(TEXTO PARA ANALIZAR)

Una cosa es clara: la fortuna de los Pujol no se amasa trabajando. Honradamente, me refiero. Otra cosa, sin embargo, es más confusa: ¿para qué puede querer uno reunir 1.800 millones de euros si uno va a morirse no bien pille el último? Un euro es nada; multiplíquese por 1.800 millones. ¿Qué enfermedad es esa del acopio, del acaparamiento compulsivo? Y toda la familia, numerosa por cierto, lo mismo. ¿No hubo nadie en la corte de Pujol, o en la corte de España, que se preocupara por la salud de ese hombre tan desmejorado de suyo?

[Datos de comprensión de documentos]
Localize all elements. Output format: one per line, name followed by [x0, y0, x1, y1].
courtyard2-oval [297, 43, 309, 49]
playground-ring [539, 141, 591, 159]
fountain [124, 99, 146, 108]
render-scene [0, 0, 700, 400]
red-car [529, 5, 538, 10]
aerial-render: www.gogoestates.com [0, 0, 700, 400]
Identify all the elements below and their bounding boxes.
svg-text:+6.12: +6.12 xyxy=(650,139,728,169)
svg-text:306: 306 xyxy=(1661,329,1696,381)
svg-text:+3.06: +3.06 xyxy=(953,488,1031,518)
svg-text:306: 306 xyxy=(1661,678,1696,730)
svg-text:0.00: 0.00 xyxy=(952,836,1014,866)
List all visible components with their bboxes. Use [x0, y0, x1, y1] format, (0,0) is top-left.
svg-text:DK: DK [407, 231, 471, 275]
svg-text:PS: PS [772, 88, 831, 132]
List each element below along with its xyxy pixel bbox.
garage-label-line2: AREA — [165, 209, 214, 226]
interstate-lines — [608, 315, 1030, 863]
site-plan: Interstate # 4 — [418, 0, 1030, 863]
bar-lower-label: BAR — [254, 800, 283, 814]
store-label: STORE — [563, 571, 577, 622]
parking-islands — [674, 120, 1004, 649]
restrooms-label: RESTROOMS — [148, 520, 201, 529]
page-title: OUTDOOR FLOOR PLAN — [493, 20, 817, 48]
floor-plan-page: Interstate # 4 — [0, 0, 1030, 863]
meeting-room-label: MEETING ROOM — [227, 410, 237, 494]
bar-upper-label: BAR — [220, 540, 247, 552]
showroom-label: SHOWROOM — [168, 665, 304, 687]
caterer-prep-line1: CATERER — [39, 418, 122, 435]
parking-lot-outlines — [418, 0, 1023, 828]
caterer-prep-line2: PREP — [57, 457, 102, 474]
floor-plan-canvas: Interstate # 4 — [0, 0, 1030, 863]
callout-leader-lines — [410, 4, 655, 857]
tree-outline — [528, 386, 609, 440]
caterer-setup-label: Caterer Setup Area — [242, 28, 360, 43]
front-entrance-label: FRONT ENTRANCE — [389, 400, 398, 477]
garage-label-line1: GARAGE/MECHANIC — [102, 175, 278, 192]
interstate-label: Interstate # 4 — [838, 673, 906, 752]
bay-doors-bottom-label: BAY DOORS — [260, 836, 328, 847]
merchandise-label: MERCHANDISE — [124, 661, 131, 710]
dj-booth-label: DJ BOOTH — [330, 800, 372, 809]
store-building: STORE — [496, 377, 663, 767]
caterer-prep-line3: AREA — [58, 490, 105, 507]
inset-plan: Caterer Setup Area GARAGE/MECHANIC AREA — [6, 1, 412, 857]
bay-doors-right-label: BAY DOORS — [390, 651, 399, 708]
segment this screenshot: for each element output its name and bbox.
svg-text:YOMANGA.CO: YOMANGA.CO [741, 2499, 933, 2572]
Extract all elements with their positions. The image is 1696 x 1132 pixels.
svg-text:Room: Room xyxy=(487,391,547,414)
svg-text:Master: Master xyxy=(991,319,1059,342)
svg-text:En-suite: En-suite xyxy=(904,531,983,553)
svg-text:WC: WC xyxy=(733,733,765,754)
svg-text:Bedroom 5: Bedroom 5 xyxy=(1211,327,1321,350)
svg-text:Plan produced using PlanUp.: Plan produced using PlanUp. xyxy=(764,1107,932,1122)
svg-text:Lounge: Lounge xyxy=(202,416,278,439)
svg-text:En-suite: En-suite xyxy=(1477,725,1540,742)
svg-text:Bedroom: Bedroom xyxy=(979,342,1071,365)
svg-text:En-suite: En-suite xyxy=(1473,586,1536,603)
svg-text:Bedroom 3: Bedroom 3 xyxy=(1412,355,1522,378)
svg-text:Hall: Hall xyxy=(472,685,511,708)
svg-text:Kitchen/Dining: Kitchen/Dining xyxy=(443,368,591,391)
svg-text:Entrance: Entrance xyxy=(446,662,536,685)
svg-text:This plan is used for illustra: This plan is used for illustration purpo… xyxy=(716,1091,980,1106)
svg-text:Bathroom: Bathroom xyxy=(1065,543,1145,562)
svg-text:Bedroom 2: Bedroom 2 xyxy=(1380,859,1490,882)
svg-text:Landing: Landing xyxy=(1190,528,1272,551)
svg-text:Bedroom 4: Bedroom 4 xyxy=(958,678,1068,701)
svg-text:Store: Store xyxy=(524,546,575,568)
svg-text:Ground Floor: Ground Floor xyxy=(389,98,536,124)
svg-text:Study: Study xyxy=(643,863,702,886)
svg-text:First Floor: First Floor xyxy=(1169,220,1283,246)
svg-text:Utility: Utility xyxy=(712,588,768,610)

(TAREAS POR REALIZAR)
• 1. Resume en dos o tres oraciones el párrafo del texto sobre la fortuna de los Pujol que empieza con «Una cosa es clara». Conserva sus ideas principales.
• 2. Indica si cada afirmación concuerda con el texto sobre la fortuna de los Pujol. Responde sí o no y cita las palabras del texto que lo deciden.
(a) La fortuna de los Pujol se obtuvo trabajando honradamente.
(b) La cifra que se menciona es de 1.800 millones de euros.
(c) La familia de Pujol se describe como numerosa.
• 3. ¿Qué dos cortes se nombran en la última pregunta del texto sobre la fortuna de los Pujol?
Las filas no son necesarias para resolver las tareas.

(RESULTADOS POR TAREA)
• 1. El texto afirma que la fortuna de los Pujol no se ha reunido con trabajo honrado. Luego se pregunta para qué querría alguien acumular 1.800 millones de euros si va a morirse, y llama enfermedad a ese acaparamiento compulsivo, que extiende a toda la familia. Por último, se pregunta si nadie en la corte de Pujol o en la de España se preocupó por la salud de ese hombre.

• 2.
(a) No: «la fortuna de los Pujol no se amasa trabajando. Honradamente, me refiero».
(b) Sí: «¿para qué puede querer uno reunir 1.800 millones de euros».
(c) Sí: «Y toda la familia, numerosa por cierto, lo mismo».

• 3. La corte de Pujol y la corte de España.